* Task requirements:
Copy down all of the data underneath, exactly as shown.

◇ ◇ ◇ ◇ ◇ ◇ ◇

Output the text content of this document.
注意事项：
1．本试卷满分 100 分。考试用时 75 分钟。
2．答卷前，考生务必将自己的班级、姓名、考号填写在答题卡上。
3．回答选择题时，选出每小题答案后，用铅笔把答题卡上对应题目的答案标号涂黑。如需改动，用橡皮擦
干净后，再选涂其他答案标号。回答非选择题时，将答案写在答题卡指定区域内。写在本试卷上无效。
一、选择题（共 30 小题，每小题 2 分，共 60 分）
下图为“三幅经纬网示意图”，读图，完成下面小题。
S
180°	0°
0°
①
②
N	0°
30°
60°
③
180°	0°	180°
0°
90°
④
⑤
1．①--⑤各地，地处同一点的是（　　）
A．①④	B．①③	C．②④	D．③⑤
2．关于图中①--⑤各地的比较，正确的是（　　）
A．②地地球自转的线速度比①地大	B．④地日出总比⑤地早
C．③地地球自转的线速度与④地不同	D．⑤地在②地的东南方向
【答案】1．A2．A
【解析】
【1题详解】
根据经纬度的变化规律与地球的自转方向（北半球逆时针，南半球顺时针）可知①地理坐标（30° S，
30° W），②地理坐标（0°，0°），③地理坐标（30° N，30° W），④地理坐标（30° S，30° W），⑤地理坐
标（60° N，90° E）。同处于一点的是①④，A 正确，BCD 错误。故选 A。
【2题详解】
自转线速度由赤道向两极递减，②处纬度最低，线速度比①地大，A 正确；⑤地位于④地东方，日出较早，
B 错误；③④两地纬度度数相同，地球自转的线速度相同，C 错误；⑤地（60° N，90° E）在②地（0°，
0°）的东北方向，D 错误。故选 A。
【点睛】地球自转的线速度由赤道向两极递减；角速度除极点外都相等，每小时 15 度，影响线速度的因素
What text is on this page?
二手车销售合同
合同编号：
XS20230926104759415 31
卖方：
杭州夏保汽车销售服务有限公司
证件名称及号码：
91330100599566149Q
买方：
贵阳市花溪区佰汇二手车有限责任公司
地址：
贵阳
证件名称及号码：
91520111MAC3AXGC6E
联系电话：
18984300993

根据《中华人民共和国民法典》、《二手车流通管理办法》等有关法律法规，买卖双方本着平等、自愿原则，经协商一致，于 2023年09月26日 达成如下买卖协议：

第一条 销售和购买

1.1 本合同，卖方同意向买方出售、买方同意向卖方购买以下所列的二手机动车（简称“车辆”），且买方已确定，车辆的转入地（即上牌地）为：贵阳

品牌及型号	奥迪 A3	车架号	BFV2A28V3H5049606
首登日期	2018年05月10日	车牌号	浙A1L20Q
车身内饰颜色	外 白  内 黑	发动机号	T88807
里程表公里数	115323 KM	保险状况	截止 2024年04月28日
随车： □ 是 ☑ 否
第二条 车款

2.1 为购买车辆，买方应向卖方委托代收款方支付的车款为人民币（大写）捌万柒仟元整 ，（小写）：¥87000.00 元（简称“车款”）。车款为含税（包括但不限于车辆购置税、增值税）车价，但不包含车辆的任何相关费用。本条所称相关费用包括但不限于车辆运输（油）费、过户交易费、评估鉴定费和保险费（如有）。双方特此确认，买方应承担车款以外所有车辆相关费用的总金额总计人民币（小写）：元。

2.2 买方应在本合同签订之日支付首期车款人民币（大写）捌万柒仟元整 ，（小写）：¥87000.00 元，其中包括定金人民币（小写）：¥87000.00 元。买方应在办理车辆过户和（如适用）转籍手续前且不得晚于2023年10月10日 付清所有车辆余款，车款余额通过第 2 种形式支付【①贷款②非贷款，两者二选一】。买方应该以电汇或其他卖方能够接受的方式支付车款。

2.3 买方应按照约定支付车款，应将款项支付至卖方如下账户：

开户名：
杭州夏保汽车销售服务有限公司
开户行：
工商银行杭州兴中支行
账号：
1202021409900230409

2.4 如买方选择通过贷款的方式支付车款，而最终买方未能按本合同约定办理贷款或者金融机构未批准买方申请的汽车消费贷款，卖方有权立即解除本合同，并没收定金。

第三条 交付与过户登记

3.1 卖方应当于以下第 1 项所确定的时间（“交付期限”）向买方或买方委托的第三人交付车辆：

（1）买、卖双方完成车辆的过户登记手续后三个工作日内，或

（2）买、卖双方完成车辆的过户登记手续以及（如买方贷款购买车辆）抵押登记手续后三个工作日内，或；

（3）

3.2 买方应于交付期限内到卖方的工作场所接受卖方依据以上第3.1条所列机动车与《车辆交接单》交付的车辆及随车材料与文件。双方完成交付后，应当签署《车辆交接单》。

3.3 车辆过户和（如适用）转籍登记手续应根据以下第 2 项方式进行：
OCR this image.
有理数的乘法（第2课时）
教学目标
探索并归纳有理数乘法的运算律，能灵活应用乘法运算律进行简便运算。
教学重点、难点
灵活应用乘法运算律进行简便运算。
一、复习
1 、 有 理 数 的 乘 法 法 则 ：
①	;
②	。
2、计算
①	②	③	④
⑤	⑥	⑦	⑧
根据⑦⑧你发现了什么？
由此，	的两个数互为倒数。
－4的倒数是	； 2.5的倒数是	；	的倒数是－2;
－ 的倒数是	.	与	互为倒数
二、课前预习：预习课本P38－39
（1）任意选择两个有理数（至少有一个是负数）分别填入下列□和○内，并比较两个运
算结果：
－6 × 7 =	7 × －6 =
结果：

◇ ◇ ◇ ◇ ◇ ◇ ◇

* Result of this task:
Output the text content of this document.
注意事项：
1．本试卷满分 100 分。考试用时 75 分钟。
2．答卷前，考生务必将自己的班级、姓名、考号填写在答题卡上。
3．回答选择题时，选出每小题答案后，用铅笔把答题卡上对应题目的答案标号涂黑。如需改动，用橡皮擦
干净后，再选涂其他答案标号。回答非选择题时，将答案写在答题卡指定区域内。写在本试卷上无效。
一、选择题（共 30 小题，每小题 2 分，共 60 分）
下图为“三幅经纬网示意图”，读图，完成下面小题。
S
180°	0°
0°
①
②
N	0°
30°
60°
③
180°	0°	180°
0°
90°
④
⑤
1．①--⑤各地，地处同一点的是（　　）
A．①④	B．①③	C．②④	D．③⑤
2．关于图中①--⑤各地的比较，正确的是（　　）
A．②地地球自转的线速度比①地大	B．④地日出总比⑤地早
C．③地地球自转的线速度与④地不同	D．⑤地在②地的东南方向
【答案】1．A2．A
【解析】
【1题详解】
根据经纬度的变化规律与地球的自转方向（北半球逆时针，南半球顺时针）可知①地理坐标（30° S，
30° W），②地理坐标（0°，0°），③地理坐标（30° N，30° W），④地理坐标（30° S，30° W），⑤地理坐
标（60° N，90° E）。同处于一点的是①④，A 正确，BCD 错误。故选 A。
【2题详解】
自转线速度由赤道向两极递减，②处纬度最低，线速度比①地大，A 正确；⑤地位于④地东方，日出较早，
B 错误；③④两地纬度度数相同，地球自转的线速度相同，C 错误；⑤地（60° N，90° E）在②地（0°，
0°）的东北方向，D 错误。故选 A。
【点睛】地球自转的线速度由赤道向两极递减；角速度除极点外都相等，每小时 15 度，影响线速度的因素
What text is on this page?
二手车销售合同
合同编号：
XS20230926104759415 31
卖方：
杭州夏保汽车销售服务有限公司
证件名称及号码：
91330100599566149Q
买方：
贵阳市花溪区佰汇二手车有限责任公司
地址：
贵阳
证件名称及号码：
91520111MAC3AXGC6E
联系电话：
18984300993

根据《中华人民共和国民法典》、《二手车流通管理办法》等有关法律法规，买卖双方本着平等、自愿原则，经协商一致，于 2023年09月26日 达成如下买卖协议：

第一条 销售和购买

1.1 本合同，卖方同意向买方出售、买方同意向卖方购买以下所列的二手机动车（简称“车辆”），且买方已确定，车辆的转入地（即上牌地）为：贵阳

品牌及型号	奥迪 A3	车架号	BFV2A28V3H5049606
首登日期	2018年05月10日	车牌号	浙A1L20Q
车身内饰颜色	外 白  内 黑	发动机号	T88807
里程表公里数	115323 KM	保险状况	截止 2024年04月28日
随车： □ 是 ☑ 否
第二条 车款

2.1 为购买车辆，买方应向卖方委托代收款方支付的车款为人民币（大写）捌万柒仟元整 ，（小写）：¥87000.00 元（简称“车款”）。车款为含税（包括但不限于车辆购置税、增值税）车价，但不包含车辆的任何相关费用。本条所称相关费用包括但不限于车辆运输（油）费、过户交易费、评估鉴定费和保险费（如有）。双方特此确认，买方应承担车款以外所有车辆相关费用的总金额总计人民币（小写）：元。

2.2 买方应在本合同签订之日支付首期车款人民币（大写）捌万柒仟元整 ，（小写）：¥87000.00 元，其中包括定金人民币（小写）：¥87000.00 元。买方应在办理车辆过户和（如适用）转籍手续前且不得晚于2023年10月10日 付清所有车辆余款，车款余额通过第 2 种形式支付【①贷款②非贷款，两者二选一】。买方应该以电汇或其他卖方能够接受的方式支付车款。

2.3 买方应按照约定支付车款，应将款项支付至卖方如下账户：

开户名：
杭州夏保汽车销售服务有限公司
开户行：
工商银行杭州兴中支行
账号：
1202021409900230409

2.4 如买方选择通过贷款的方式支付车款，而最终买方未能按本合同约定办理贷款或者金融机构未批准买方申请的汽车消费贷款，卖方有权立即解除本合同，并没收定金。

第三条 交付与过户登记

3.1 卖方应当于以下第 1 项所确定的时间（“交付期限”）向买方或买方委托的第三人交付车辆：

（1）买、卖双方完成车辆的过户登记手续后三个工作日内，或

（2）买、卖双方完成车辆的过户登记手续以及（如买方贷款购买车辆）抵押登记手续后三个工作日内，或；

（3）

3.2 买方应于交付期限内到卖方的工作场所接受卖方依据以上第3.1条所列机动车与《车辆交接单》交付的车辆及随车材料与文件。双方完成交付后，应当签署《车辆交接单》。

3.3 车辆过户和（如适用）转籍登记手续应根据以下第 2 项方式进行：
OCR this image.
有理数的乘法（第2课时）
教学目标
探索并归纳有理数乘法的运算律，能灵活应用乘法运算律进行简便运算。
教学重点、难点
灵活应用乘法运算律进行简便运算。
一、复习
1 、 有 理 数 的 乘 法 法 则 ：
①	;
②	。
2、计算
①	②	③	④
⑤	⑥	⑦	⑧
根据⑦⑧你发现了什么？
由此，	的两个数互为倒数。
－4的倒数是	； 2.5的倒数是	；	的倒数是－2;
－ 的倒数是	.	与	互为倒数
二、课前预习：预习课本P38－39
（1）任意选择两个有理数（至少有一个是负数）分别填入下列□和○内，并比较两个运
算结果：
－6 × 7 =	7 × －6 =
结果：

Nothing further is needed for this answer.